Listings of annotated regions:
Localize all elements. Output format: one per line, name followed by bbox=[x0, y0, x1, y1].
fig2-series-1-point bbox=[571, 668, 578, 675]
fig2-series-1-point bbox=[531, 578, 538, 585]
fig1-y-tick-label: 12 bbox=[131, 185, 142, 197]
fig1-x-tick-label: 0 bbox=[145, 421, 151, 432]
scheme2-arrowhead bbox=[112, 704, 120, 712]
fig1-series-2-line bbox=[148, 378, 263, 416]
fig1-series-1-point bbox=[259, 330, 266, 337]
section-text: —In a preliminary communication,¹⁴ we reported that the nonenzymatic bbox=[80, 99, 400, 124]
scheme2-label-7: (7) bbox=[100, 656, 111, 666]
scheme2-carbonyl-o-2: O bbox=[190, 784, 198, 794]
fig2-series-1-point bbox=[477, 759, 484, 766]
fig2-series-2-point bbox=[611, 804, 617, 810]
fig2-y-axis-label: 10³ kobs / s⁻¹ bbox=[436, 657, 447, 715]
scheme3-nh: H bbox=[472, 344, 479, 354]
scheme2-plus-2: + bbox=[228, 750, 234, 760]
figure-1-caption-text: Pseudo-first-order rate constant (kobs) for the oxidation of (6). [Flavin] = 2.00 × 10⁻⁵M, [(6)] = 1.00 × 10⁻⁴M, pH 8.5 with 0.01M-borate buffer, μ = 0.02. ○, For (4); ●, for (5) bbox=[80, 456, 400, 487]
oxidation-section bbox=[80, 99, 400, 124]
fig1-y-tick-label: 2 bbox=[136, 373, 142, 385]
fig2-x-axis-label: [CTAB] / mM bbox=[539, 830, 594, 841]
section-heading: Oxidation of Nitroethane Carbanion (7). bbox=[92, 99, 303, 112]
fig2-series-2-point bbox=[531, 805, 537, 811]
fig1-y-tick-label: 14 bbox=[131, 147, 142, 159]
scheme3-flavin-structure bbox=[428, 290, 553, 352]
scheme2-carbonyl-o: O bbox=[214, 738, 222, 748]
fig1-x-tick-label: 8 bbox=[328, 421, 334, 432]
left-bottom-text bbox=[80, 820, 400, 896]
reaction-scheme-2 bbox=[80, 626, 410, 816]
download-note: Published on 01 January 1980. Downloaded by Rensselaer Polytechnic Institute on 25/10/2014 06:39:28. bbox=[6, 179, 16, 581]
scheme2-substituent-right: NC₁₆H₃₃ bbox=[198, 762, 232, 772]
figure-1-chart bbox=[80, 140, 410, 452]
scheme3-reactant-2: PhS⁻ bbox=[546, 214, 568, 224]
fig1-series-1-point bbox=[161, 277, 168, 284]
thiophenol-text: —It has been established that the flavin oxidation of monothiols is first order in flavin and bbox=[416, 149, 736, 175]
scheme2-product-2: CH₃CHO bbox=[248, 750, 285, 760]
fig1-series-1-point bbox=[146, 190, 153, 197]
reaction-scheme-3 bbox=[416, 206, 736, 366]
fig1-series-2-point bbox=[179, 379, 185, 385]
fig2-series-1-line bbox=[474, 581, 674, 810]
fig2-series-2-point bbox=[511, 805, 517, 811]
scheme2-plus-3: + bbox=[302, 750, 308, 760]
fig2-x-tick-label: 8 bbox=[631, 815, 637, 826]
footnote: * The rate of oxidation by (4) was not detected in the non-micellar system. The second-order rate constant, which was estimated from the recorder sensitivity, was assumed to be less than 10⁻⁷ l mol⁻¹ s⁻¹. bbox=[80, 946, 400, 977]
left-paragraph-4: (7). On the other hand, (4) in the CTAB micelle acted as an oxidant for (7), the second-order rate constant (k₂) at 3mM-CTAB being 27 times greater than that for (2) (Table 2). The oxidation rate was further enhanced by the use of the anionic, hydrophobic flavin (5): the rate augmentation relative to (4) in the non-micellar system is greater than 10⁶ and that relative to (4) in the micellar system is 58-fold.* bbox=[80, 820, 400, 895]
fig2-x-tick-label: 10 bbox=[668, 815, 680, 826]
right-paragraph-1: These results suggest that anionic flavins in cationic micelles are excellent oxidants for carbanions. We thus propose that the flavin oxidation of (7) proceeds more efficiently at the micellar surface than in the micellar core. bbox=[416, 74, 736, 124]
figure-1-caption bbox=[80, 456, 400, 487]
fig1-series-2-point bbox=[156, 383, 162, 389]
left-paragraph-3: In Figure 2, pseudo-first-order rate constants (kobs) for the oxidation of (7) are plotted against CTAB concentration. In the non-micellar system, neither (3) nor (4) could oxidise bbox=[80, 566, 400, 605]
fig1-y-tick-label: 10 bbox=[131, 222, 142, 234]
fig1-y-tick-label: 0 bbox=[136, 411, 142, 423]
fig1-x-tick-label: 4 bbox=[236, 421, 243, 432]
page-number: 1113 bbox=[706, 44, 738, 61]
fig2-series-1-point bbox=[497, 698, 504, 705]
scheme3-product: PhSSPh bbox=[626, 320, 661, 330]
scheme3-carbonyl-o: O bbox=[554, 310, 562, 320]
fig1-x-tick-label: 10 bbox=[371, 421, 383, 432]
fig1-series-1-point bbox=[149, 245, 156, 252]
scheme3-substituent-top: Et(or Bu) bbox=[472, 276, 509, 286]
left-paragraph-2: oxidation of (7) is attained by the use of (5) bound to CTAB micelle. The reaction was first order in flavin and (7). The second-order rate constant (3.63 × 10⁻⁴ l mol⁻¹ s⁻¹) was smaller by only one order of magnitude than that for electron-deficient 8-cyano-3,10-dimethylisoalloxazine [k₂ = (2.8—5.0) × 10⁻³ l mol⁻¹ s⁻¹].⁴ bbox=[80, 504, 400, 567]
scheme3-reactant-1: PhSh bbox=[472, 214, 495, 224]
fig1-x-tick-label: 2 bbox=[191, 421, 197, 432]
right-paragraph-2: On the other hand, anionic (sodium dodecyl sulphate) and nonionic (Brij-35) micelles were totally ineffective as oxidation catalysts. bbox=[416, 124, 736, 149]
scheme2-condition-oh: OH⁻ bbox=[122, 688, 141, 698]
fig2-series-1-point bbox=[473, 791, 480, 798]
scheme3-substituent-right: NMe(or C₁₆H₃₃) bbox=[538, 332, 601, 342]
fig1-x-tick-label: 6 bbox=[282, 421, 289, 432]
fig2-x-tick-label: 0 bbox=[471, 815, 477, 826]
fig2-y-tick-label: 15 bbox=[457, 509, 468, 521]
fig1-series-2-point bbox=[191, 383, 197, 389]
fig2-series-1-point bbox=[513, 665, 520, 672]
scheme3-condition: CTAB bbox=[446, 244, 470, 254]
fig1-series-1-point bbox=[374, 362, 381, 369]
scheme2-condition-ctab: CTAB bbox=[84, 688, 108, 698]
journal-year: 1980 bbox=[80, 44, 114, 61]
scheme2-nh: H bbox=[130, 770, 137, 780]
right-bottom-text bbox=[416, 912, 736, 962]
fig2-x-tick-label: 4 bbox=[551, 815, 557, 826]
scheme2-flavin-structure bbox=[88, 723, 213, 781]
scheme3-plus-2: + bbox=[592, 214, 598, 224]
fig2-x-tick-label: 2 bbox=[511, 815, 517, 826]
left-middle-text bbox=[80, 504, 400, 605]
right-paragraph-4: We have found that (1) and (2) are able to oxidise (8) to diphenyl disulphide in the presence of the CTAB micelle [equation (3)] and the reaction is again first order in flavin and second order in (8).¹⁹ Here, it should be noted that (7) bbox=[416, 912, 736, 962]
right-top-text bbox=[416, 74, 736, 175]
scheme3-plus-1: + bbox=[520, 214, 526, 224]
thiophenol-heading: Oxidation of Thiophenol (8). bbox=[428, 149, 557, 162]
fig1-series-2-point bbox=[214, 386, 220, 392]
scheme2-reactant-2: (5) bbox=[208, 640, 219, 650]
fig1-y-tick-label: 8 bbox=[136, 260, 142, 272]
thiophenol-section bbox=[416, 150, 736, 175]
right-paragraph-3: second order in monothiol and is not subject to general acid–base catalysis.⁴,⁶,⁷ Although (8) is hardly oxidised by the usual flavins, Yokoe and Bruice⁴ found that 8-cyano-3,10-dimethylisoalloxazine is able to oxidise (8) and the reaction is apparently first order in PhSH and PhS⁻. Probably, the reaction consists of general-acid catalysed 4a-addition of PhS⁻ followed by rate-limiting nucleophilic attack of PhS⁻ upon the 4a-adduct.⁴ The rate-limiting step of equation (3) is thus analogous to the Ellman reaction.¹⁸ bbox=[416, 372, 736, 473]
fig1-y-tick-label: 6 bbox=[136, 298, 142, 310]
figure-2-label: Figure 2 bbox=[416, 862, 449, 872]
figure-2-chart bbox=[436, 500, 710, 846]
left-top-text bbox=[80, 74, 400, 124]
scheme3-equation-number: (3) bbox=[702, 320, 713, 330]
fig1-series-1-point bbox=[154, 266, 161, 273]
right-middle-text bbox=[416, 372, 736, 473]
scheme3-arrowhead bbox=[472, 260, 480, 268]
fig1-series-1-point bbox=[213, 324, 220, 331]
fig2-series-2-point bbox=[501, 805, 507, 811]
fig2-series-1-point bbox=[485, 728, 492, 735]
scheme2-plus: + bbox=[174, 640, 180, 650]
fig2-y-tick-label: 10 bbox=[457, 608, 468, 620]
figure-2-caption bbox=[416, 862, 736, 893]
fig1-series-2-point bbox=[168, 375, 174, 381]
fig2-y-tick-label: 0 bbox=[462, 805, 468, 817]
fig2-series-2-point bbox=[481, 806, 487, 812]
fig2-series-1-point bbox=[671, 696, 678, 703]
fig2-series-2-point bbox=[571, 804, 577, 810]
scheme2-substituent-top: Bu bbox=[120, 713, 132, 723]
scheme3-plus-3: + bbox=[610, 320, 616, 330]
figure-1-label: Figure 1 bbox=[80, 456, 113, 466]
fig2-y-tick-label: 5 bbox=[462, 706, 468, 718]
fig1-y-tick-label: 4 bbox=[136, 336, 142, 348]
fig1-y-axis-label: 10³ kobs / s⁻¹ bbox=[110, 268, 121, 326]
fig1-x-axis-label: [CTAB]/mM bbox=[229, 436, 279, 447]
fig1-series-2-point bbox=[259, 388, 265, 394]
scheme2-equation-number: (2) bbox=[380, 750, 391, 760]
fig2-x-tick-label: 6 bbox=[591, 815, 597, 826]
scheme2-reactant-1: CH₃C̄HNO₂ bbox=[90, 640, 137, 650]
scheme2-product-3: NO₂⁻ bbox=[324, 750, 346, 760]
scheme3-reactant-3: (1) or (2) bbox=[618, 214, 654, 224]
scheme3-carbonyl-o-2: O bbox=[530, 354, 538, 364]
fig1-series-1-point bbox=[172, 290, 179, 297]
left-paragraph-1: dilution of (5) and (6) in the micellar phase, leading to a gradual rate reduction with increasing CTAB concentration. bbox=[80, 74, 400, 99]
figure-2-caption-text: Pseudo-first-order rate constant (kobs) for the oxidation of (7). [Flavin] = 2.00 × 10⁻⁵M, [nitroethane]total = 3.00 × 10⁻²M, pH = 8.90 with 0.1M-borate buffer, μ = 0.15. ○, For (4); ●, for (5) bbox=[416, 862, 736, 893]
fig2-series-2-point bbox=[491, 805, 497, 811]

§ Exercise prompt: Please reproduce the listing from its first line through the line that contains "scheme2-arrowhead bbox=[112, 704, 120, 712]", both included.

§ The result:
Localize all elements. Output format: one per line, name followed by bbox=[x0, y0, x1, y1].
fig2-series-1-point bbox=[571, 668, 578, 675]
fig2-series-1-point bbox=[531, 578, 538, 585]
fig1-y-tick-label: 12 bbox=[131, 185, 142, 197]
fig1-x-tick-label: 0 bbox=[145, 421, 151, 432]
scheme2-arrowhead bbox=[112, 704, 120, 712]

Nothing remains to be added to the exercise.